BEGIN MATERIAL FOR THE TASK
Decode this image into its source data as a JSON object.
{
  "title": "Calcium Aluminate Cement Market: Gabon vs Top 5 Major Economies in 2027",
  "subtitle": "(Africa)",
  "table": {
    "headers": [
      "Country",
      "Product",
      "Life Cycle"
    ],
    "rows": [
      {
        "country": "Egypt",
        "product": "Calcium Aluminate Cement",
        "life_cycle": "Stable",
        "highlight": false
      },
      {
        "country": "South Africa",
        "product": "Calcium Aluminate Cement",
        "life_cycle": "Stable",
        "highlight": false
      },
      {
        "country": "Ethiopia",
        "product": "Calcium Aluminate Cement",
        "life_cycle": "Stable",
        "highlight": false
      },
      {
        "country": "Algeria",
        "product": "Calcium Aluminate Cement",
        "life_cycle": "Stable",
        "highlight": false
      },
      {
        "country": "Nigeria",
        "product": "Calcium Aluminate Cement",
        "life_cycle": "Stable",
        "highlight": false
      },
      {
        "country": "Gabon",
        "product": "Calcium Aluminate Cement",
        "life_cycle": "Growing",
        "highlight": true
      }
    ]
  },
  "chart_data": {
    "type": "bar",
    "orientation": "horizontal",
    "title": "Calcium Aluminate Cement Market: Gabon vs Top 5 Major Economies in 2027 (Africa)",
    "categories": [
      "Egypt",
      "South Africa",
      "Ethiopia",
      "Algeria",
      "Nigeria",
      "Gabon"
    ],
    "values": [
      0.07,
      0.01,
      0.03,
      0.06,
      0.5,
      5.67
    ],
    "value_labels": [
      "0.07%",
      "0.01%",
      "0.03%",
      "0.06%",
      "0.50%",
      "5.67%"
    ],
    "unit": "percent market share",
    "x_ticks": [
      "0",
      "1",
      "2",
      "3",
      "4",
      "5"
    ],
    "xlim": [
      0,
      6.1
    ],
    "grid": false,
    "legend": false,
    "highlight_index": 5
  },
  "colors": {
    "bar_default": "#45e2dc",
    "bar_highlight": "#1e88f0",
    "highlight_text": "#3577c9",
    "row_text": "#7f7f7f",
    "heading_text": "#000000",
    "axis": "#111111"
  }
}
END MATERIAL FOR THE TASK
● **REQUIREMENT**
Every record above should be output exactly.

● **OUTPUT FOR THIS TASK**
Decode this image into its source data as a JSON object.
{
  "title": "Calcium Aluminate Cement Market: Gabon vs Top 5 Major Economies in 2027",
  "subtitle": "(Africa)",
  "table": {
    "headers": [
      "Country",
      "Product",
      "Life Cycle"
    ],
    "rows": [
      {
        "country": "Egypt",
        "product": "Calcium Aluminate Cement",
        "life_cycle": "Stable",
        "highlight": false
      },
      {
        "country": "South Africa",
        "product": "Calcium Aluminate Cement",
        "life_cycle": "Stable",
        "highlight": false
      },
      {
        "country": "Ethiopia",
        "product": "Calcium Aluminate Cement",
        "life_cycle": "Stable",
        "highlight": false
      },
      {
        "country": "Algeria",
        "product": "Calcium Aluminate Cement",
        "life_cycle": "Stable",
        "highlight": false
      },
      {
        "country": "Nigeria",
        "product": "Calcium Aluminate Cement",
        "life_cycle": "Stable",
        "highlight": false
      },
      {
        "country": "Gabon",
        "product": "Calcium Aluminate Cement",
        "life_cycle": "Growing",
        "highlight": true
      }
    ]
  },
  "chart_data": {
    "type": "bar",
    "orientation": "horizontal",
    "title": "Calcium Aluminate Cement Market: Gabon vs Top 5 Major Economies in 2027 (Africa)",
    "categories": [
      "Egypt",
      "South Africa",
      "Ethiopia",
      "Algeria",
      "Nigeria",
      "Gabon"
    ],
    "values": [
      0.07,
      0.01,
      0.03,
      0.06,
      0.5,
      5.67
    ],
    "value_labels": [
      "0.07%",
      "0.01%",
      "0.03%",
      "0.06%",
      "0.50%",
      "5.67%"
    ],
    "unit": "percent market share",
    "x_ticks": [
      "0",
      "1",
      "2",
      "3",
      "4",
      "5"
    ],
    "xlim": [
      0,
      6.1
    ],
    "grid": false,
    "legend": false,
    "highlight_index": 5
  },
  "colors": {
    "bar_default": "#45e2dc",
    "bar_highlight": "#1e88f0",
    "highlight_text": "#3577c9",
    "row_text": "#7f7f7f",
    "heading_text": "#000000",
    "axis": "#111111"
  }
}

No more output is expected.